▶ [Task goal]:
Reproduce the data below with every "x-tick-label" changed to "month-label" and everything else left unchanged. Omit the pictures.

▶ [Input]:
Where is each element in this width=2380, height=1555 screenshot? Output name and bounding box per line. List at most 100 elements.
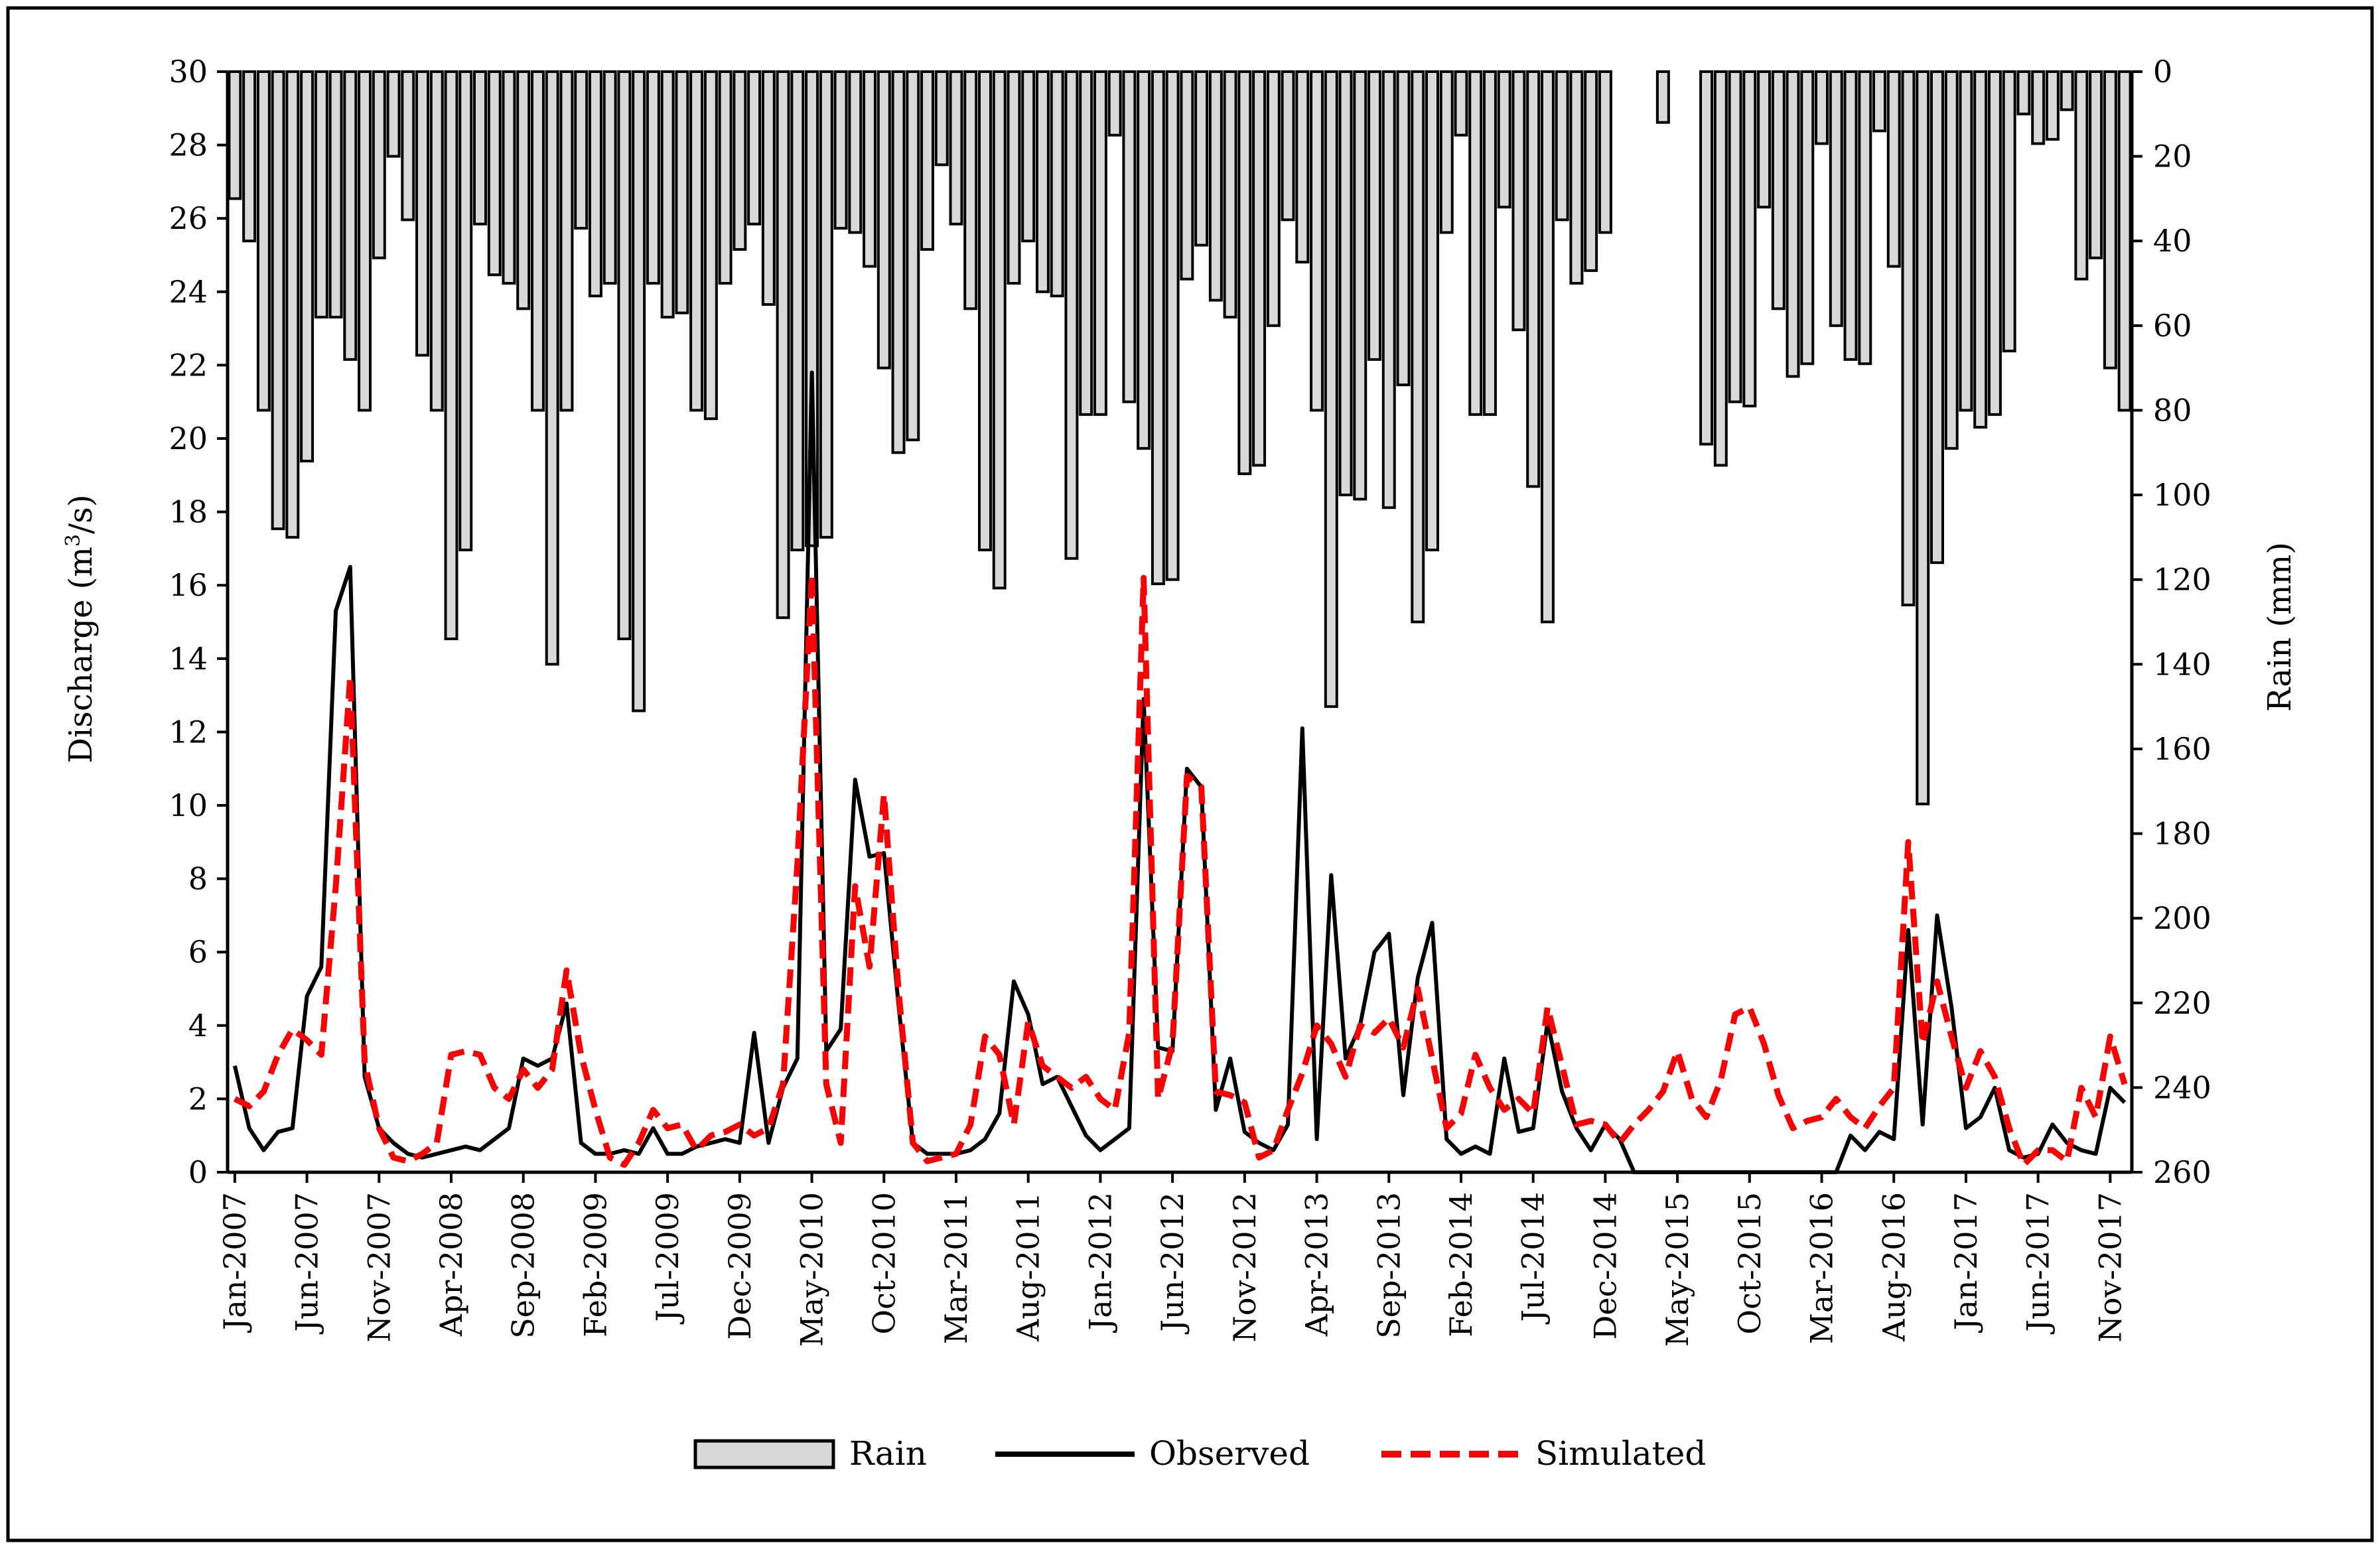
x-tick-label: Dec-2009 (722, 1192, 758, 1339)
rain-bar (1757, 70, 1772, 209)
rain-bar (1829, 70, 1843, 327)
rain-bar (689, 70, 704, 412)
rain-bar (1742, 70, 1757, 408)
rain-bar (1944, 70, 1959, 450)
rain-bar (1569, 70, 1584, 285)
rain-bar (718, 70, 733, 285)
right-tick-label: 60 (2153, 308, 2192, 344)
legend-rain-swatch (693, 1439, 835, 1469)
rain-bar (703, 70, 718, 421)
rain-bar (2002, 70, 2016, 353)
rain-bar (876, 70, 891, 370)
right-tick-label: 100 (2153, 477, 2211, 513)
rain-bar (545, 70, 559, 666)
x-tick-label: Jul-2009 (650, 1192, 685, 1324)
x-tick-label: Jan-2007 (217, 1192, 253, 1333)
rain-bar (1872, 70, 1886, 133)
rain-bar (444, 70, 458, 641)
rain-bar (1324, 70, 1338, 709)
rain-bar (1122, 70, 1137, 403)
rain-bar (559, 70, 574, 412)
rain-bar (1223, 70, 1237, 319)
x-tick-label: Feb-2009 (577, 1192, 613, 1337)
rain-bar (1411, 70, 1425, 624)
rain-bar (2045, 70, 2060, 141)
rain-bar (891, 70, 906, 454)
left-tick-label: 30 (169, 54, 208, 90)
x-tick-label: Oct-2010 (866, 1192, 902, 1335)
rain-bar (1930, 70, 1944, 565)
left-tick-label: 16 (169, 567, 208, 603)
right-tick-label: 0 (2153, 54, 2172, 90)
x-tick-label: Jun-2007 (289, 1192, 325, 1334)
x-tick-label: Nov-2007 (361, 1192, 397, 1343)
left-axis-title-end: /s) (62, 494, 100, 534)
rain-bar (1511, 70, 1526, 332)
rain-bar (1281, 70, 1295, 222)
rain-bar (1381, 70, 1396, 509)
right-tick-label: 120 (2153, 562, 2211, 598)
legend-observed-label: Observed (1149, 1434, 1310, 1473)
rain-bar (1655, 70, 1670, 124)
rain-bar (660, 70, 675, 319)
rain-bar (242, 70, 257, 243)
left-tick-label: 20 (169, 421, 208, 456)
rain-bar (2074, 70, 2089, 281)
rain-bar (1021, 70, 1036, 243)
rain-bar (415, 70, 429, 357)
left-tick-label: 18 (169, 494, 208, 530)
right-tick-label: 180 (2153, 816, 2211, 852)
rain-bar (646, 70, 660, 285)
simulated-series (233, 571, 2128, 1168)
rain-bar (343, 70, 358, 361)
right-tick-label: 140 (2153, 646, 2211, 682)
right-tick-label: 200 (2153, 900, 2211, 936)
left-tick-label: 22 (169, 347, 208, 383)
rain-bar (1785, 70, 1800, 378)
rain-bar (733, 70, 747, 251)
rain-bar (1396, 70, 1411, 387)
left-tick-label: 0 (188, 1154, 208, 1190)
x-tick-label: Dec-2014 (1587, 1192, 1623, 1339)
rain-bar (1237, 70, 1252, 476)
right-tick-label: 260 (2153, 1154, 2211, 1190)
x-tick-label: Nov-2017 (2092, 1192, 2128, 1343)
rain-bar (1079, 70, 1093, 416)
rain-bar (1252, 70, 1267, 467)
rain-bar (1540, 70, 1555, 624)
rain-bar (1035, 70, 1050, 293)
rain-bar (848, 70, 863, 234)
rain-bar (429, 70, 444, 412)
rain-bar (1497, 70, 1511, 209)
rain-bar (1584, 70, 1598, 272)
rain-bars (228, 70, 2132, 805)
rain-bar (1800, 70, 1815, 366)
rain-bar (1266, 70, 1281, 327)
rain-bar (1007, 70, 1021, 285)
x-tick-label: Jun-2017 (2020, 1192, 2056, 1334)
rain-bar (285, 70, 300, 539)
left-axis-title-sup: 3 (62, 534, 85, 547)
right-tick-label: 80 (2153, 392, 2192, 428)
x-tick-label: Sep-2008 (506, 1192, 541, 1339)
rain-bar (863, 70, 877, 268)
rain-bar (1310, 70, 1324, 412)
rain-bar (1858, 70, 1872, 366)
rain-bar (1208, 70, 1223, 302)
x-tick-label: May-2010 (794, 1192, 830, 1347)
rain-bar (833, 70, 848, 230)
rain-bar (2016, 70, 2031, 115)
rain-bar (1555, 70, 1569, 222)
rain-bar (819, 70, 833, 539)
rain-bar (386, 70, 401, 158)
x-tick-label: Aug-2011 (1011, 1192, 1046, 1342)
rain-bar (530, 70, 545, 412)
x-tick-label: Apr-2013 (1299, 1192, 1335, 1337)
rain-bar (2060, 70, 2074, 111)
rain-bar (2117, 70, 2132, 412)
right-tick-label: 20 (2153, 139, 2192, 174)
rain-bar (1439, 70, 1454, 234)
rain-bar (934, 70, 949, 167)
legend-rain-label: Rain (849, 1434, 927, 1473)
left-tick-label: 2 (188, 1081, 208, 1116)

▶ [Solution to this exercise]:
Where is each element in this width=2380, height=1555 screenshot? Output name and bounding box per line. List at most 100 elements.
month-label: Dec-2009 (722, 1192, 758, 1339)
rain-bar (1757, 70, 1772, 209)
rain-bar (1829, 70, 1843, 327)
rain-bar (689, 70, 704, 412)
rain-bar (1742, 70, 1757, 408)
rain-bar (1944, 70, 1959, 450)
rain-bar (1569, 70, 1584, 285)
rain-bar (718, 70, 733, 285)
right-tick-label: 60 (2153, 308, 2192, 344)
legend-rain-swatch (693, 1439, 835, 1469)
rain-bar (703, 70, 718, 421)
rain-bar (2002, 70, 2016, 353)
rain-bar (876, 70, 891, 370)
right-tick-label: 100 (2153, 477, 2211, 513)
rain-bar (545, 70, 559, 666)
month-label: Jul-2009 (650, 1192, 685, 1324)
month-label: Jan-2007 (217, 1192, 253, 1333)
rain-bar (1872, 70, 1886, 133)
rain-bar (444, 70, 458, 641)
rain-bar (1324, 70, 1338, 709)
rain-bar (1122, 70, 1137, 403)
rain-bar (559, 70, 574, 412)
rain-bar (1223, 70, 1237, 319)
month-label: Feb-2009 (577, 1192, 613, 1337)
rain-bar (1411, 70, 1425, 624)
rain-bar (2045, 70, 2060, 141)
rain-bar (891, 70, 906, 454)
left-tick-label: 30 (169, 54, 208, 90)
month-label: Oct-2010 (866, 1192, 902, 1335)
rain-bar (1930, 70, 1944, 565)
left-tick-label: 16 (169, 567, 208, 603)
right-tick-label: 0 (2153, 54, 2172, 90)
month-label: Jun-2007 (289, 1192, 325, 1334)
month-label: Nov-2007 (361, 1192, 397, 1343)
left-axis-title-end: /s) (62, 494, 100, 534)
rain-bar (1511, 70, 1526, 332)
rain-bar (1281, 70, 1295, 222)
rain-bar (1381, 70, 1396, 509)
right-tick-label: 120 (2153, 562, 2211, 598)
legend-observed-label: Observed (1149, 1434, 1310, 1473)
rain-bar (1655, 70, 1670, 124)
rain-bar (660, 70, 675, 319)
rain-bar (242, 70, 257, 243)
left-tick-label: 20 (169, 421, 208, 456)
rain-bar (2074, 70, 2089, 281)
rain-bar (1021, 70, 1036, 243)
rain-bar (415, 70, 429, 357)
left-tick-label: 18 (169, 494, 208, 530)
right-tick-label: 180 (2153, 816, 2211, 852)
rain-bar (646, 70, 660, 285)
simulated-series (233, 571, 2128, 1168)
rain-bar (343, 70, 358, 361)
right-tick-label: 140 (2153, 646, 2211, 682)
right-tick-label: 200 (2153, 900, 2211, 936)
left-tick-label: 22 (169, 347, 208, 383)
rain-bar (1785, 70, 1800, 378)
rain-bar (733, 70, 747, 251)
rain-bar (1396, 70, 1411, 387)
left-tick-label: 0 (188, 1154, 208, 1190)
month-label: Dec-2014 (1587, 1192, 1623, 1339)
rain-bar (1237, 70, 1252, 476)
right-tick-label: 260 (2153, 1154, 2211, 1190)
month-label: Nov-2017 (2092, 1192, 2128, 1343)
rain-bar (1079, 70, 1093, 416)
rain-bar (1252, 70, 1267, 467)
rain-bar (1540, 70, 1555, 624)
rain-bar (1035, 70, 1050, 293)
rain-bar (848, 70, 863, 234)
rain-bar (429, 70, 444, 412)
rain-bar (1497, 70, 1511, 209)
rain-bar (1584, 70, 1598, 272)
rain-bars (228, 70, 2132, 805)
rain-bar (1800, 70, 1815, 366)
rain-bar (1266, 70, 1281, 327)
rain-bar (1007, 70, 1021, 285)
month-label: Jun-2017 (2020, 1192, 2056, 1334)
rain-bar (285, 70, 300, 539)
left-axis-title-sup: 3 (62, 534, 85, 547)
right-tick-label: 80 (2153, 392, 2192, 428)
month-label: Sep-2008 (506, 1192, 541, 1339)
rain-bar (863, 70, 877, 268)
rain-bar (1310, 70, 1324, 412)
rain-bar (1858, 70, 1872, 366)
rain-bar (1208, 70, 1223, 302)
month-label: May-2010 (794, 1192, 830, 1347)
rain-bar (833, 70, 848, 230)
rain-bar (2016, 70, 2031, 115)
rain-bar (1555, 70, 1569, 222)
rain-bar (819, 70, 833, 539)
rain-bar (386, 70, 401, 158)
month-label: Aug-2011 (1011, 1192, 1046, 1342)
rain-bar (530, 70, 545, 412)
month-label: Apr-2013 (1299, 1192, 1335, 1337)
rain-bar (2060, 70, 2074, 111)
rain-bar (2117, 70, 2132, 412)
right-tick-label: 20 (2153, 139, 2192, 174)
rain-bar (1439, 70, 1454, 234)
rain-bar (934, 70, 949, 167)
legend-rain-label: Rain (849, 1434, 927, 1473)
left-tick-label: 2 (188, 1081, 208, 1116)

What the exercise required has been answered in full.